__Task instructions__.
Say how many lines contain "issue", using only the number.

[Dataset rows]
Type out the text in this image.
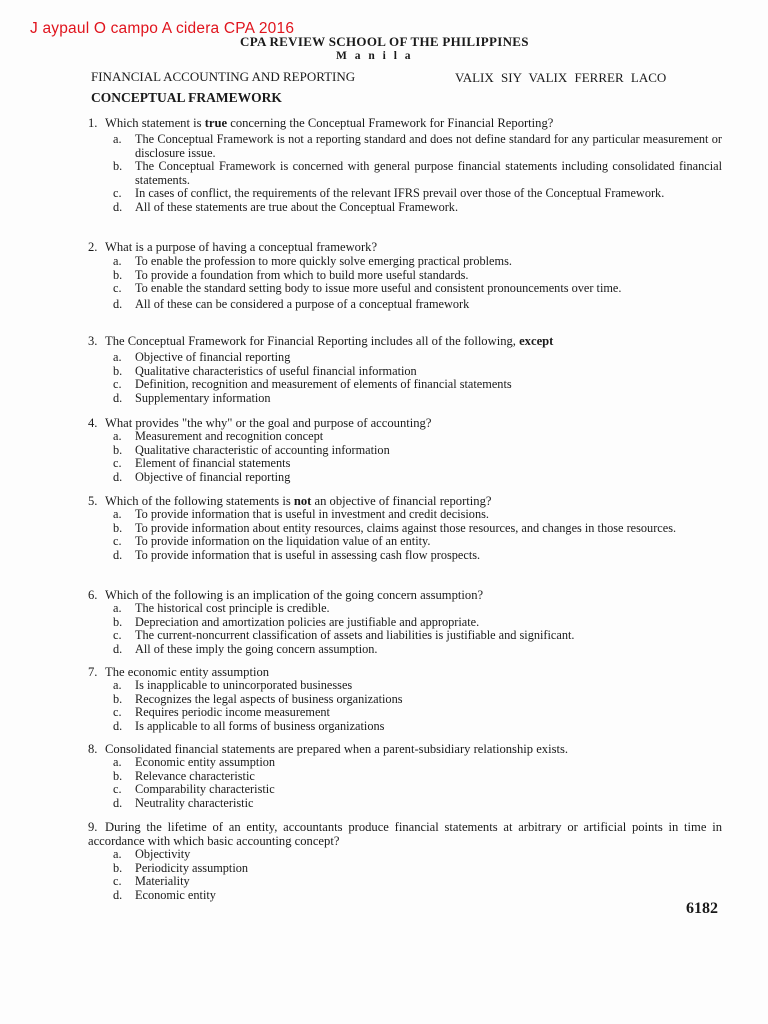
J aypaul O campo A cidera CPA 2016
CPA REVIEW SCHOOL OF THE PHILIPPINES
M a n i l a
FINANCIAL ACCOUNTING AND REPORTING	VALIX SIY VALIX FERRER LACO
CONCEPTUAL FRAMEWORK
1. Which statement is true concerning the Conceptual Framework for Financial Reporting?
a.	The Conceptual Framework is not a reporting standard and does not define standard for any particular measurement or disclosure issue.
b.	The Conceptual Framework is concerned with general purpose financial statements including consolidated financial statements.
c.	In cases of conflict, the requirements of the relevant IFRS prevail over those of the Conceptual Framework.
d.	All of these statements are true about the Conceptual Framework.
2. What is a purpose of having a conceptual framework?
a.	To enable the profession to more quickly solve emerging practical problems.
b.	To provide a foundation from which to build more useful standards.
c.	To enable the standard setting body to issue more useful and consistent pronouncements over time.
d.	All of these can be considered a purpose of a conceptual framework
3. The Conceptual Framework for Financial Reporting includes all of the following, except
a.	Objective of financial reporting
b.	Qualitative characteristics of useful financial information
c.	Definition, recognition and measurement of elements of financial statements
d.	Supplementary information
4. What provides "the why" or the goal and purpose of accounting?
a.	Measurement and recognition concept
b.	Qualitative characteristic of accounting information
c.	Element of financial statements
d.	Objective of financial reporting
5. Which of the following statements is not an objective of financial reporting?
a.	To provide information that is useful in investment and credit decisions.
b.	To provide information about entity resources, claims against those resources, and changes in those resources.
c.	To provide information on the liquidation value of an entity.
d.	To provide information that is useful in assessing cash flow prospects.
6. Which of the following is an implication of the going concern assumption?
a.	The historical cost principle is credible.
b.	Depreciation and amortization policies are justifiable and appropriate.
c.	The current-noncurrent classification of assets and liabilities is justifiable and significant.
d.	All of these imply the going concern assumption.
7. The economic entity assumption
a.	Is inapplicable to unincorporated businesses
b.	Recognizes the legal aspects of business organizations
c.	Requires periodic income measurement
d.	Is applicable to all forms of business organizations
8. Consolidated financial statements are prepared when a parent-subsidiary relationship exists.
a.	Economic entity assumption
b.	Relevance characteristic
c.	Comparability characteristic
d.	Neutrality characteristic
9. During the lifetime of an entity, accountants produce financial statements at arbitrary or artificial points in time in accordance with which basic accounting concept?
a.	Objectivity
b.	Periodicity assumption
c.	Materiality
d.	Economic entity
6182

__Answer for this exercise__.
2